Copy the lines verbatim, beginning with the line that contains "Enumerate this screenshot's" and continuing through the end of the data, and only those lines.

— Begin DATA FOR THE TASK —

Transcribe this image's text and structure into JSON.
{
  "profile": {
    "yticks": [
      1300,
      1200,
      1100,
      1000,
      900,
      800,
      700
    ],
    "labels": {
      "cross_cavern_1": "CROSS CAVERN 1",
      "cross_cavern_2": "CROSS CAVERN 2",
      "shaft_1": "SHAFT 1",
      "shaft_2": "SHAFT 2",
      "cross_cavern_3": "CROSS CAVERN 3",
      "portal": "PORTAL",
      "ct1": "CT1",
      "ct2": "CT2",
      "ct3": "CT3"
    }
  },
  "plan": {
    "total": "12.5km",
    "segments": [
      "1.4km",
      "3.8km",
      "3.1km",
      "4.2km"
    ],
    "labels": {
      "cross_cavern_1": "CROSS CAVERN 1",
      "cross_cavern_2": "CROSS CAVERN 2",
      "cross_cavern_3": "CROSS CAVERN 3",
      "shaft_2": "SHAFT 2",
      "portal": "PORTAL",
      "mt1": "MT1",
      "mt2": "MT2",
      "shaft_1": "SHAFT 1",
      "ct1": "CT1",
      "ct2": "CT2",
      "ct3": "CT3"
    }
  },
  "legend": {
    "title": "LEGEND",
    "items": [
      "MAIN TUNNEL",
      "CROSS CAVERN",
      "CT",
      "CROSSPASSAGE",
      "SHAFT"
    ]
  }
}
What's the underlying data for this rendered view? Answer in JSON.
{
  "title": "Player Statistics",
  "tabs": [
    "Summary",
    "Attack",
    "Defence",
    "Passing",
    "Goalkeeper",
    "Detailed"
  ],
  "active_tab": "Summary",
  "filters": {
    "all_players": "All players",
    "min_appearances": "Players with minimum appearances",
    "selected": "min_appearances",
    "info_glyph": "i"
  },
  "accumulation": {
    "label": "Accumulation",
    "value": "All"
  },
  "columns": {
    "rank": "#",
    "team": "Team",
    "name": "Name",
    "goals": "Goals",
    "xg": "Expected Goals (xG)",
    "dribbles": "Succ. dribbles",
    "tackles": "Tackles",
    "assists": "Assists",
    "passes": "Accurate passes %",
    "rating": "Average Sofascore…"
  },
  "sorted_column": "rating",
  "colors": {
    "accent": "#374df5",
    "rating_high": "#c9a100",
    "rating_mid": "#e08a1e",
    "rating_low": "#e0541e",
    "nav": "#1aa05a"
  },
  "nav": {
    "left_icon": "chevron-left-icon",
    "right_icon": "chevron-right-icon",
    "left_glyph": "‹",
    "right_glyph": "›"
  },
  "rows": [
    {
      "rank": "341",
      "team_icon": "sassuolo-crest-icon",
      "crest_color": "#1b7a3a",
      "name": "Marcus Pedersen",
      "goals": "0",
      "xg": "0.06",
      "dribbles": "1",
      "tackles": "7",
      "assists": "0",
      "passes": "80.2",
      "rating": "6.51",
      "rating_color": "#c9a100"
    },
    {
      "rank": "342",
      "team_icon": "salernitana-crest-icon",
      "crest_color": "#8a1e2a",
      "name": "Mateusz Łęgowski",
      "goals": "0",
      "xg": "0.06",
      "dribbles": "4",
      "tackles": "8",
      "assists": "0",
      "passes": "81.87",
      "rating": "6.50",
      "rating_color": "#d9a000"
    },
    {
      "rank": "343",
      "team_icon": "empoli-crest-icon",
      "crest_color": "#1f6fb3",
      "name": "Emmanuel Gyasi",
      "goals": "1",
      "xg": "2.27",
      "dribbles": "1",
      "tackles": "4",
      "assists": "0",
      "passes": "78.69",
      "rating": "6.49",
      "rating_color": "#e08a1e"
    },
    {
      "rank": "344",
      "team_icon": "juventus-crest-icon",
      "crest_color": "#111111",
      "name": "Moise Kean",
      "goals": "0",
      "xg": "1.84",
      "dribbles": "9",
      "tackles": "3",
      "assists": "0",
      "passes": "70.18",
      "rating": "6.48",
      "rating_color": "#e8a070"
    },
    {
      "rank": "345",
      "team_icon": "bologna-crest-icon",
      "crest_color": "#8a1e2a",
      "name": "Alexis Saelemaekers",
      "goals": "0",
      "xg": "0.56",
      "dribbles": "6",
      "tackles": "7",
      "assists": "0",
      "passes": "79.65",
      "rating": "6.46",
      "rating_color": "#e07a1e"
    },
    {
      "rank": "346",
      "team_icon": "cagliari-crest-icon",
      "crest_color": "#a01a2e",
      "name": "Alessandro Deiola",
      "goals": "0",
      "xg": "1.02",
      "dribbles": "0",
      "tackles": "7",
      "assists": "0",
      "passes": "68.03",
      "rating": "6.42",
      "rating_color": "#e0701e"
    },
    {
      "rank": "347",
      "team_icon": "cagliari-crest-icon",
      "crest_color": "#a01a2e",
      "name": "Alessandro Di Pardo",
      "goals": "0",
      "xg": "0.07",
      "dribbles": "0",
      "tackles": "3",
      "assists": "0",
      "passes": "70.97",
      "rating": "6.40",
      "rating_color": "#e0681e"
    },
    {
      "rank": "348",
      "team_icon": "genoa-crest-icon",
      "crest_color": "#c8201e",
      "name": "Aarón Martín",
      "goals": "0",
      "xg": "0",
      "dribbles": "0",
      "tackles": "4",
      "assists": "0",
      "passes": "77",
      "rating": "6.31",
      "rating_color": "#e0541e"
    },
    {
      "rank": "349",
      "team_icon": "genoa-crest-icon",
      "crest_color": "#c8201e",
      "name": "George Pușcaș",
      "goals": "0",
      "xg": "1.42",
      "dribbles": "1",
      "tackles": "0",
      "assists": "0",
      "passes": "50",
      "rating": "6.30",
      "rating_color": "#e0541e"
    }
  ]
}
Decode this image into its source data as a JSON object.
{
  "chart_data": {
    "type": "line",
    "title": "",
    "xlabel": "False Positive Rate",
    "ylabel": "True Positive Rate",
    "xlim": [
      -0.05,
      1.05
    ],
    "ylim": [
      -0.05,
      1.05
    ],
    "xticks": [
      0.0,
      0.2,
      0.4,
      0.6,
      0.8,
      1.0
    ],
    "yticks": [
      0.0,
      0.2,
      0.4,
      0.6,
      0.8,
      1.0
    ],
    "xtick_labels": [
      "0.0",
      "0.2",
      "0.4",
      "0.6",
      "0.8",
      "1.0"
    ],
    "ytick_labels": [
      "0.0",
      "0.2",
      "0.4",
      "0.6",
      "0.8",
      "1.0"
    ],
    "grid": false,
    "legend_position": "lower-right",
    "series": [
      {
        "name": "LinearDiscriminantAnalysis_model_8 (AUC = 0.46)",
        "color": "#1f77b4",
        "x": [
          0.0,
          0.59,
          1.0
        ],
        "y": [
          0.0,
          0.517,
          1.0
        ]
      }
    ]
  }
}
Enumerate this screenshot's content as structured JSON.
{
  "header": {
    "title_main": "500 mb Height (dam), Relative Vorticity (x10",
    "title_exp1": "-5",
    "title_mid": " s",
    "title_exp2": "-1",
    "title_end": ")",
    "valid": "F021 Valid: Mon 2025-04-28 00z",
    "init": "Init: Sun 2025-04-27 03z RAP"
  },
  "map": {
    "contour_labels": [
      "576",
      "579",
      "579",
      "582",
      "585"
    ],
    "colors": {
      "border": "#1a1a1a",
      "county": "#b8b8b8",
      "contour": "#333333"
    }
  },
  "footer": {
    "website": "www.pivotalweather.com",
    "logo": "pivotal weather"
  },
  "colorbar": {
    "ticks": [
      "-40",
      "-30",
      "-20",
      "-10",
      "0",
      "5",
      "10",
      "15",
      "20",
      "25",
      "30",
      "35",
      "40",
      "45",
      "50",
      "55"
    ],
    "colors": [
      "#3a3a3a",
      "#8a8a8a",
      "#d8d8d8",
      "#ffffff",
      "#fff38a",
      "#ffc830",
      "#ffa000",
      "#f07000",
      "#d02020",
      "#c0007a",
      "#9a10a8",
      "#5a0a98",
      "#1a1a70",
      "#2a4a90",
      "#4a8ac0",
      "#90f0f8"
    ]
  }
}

— End DATA FOR THE TASK —

_TASK OUTPUT_
Enumerate this screenshot's content as structured JSON.
{
  "header": {
    "title_main": "500 mb Height (dam), Relative Vorticity (x10",
    "title_exp1": "-5",
    "title_mid": " s",
    "title_exp2": "-1",
    "title_end": ")",
    "valid": "F021 Valid: Mon 2025-04-28 00z",
    "init": "Init: Sun 2025-04-27 03z RAP"
  },
  "map": {
    "contour_labels": [
      "576",
      "579",
      "579",
      "582",
      "585"
    ],
    "colors": {
      "border": "#1a1a1a",
      "county": "#b8b8b8",
      "contour": "#333333"
    }
  },
  "footer": {
    "website": "www.pivotalweather.com",
    "logo": "pivotal weather"
  },
  "colorbar": {
    "ticks": [
      "-40",
      "-30",
      "-20",
      "-10",
      "0",
      "5",
      "10",
      "15",
      "20",
      "25",
      "30",
      "35",
      "40",
      "45",
      "50",
      "55"
    ],
    "colors": [
      "#3a3a3a",
      "#8a8a8a",
      "#d8d8d8",
      "#ffffff",
      "#fff38a",
      "#ffc830",
      "#ffa000",
      "#f07000",
      "#d02020",
      "#c0007a",
      "#9a10a8",
      "#5a0a98",
      "#1a1a70",
      "#2a4a90",
      "#4a8ac0",
      "#90f0f8"
    ]
  }
}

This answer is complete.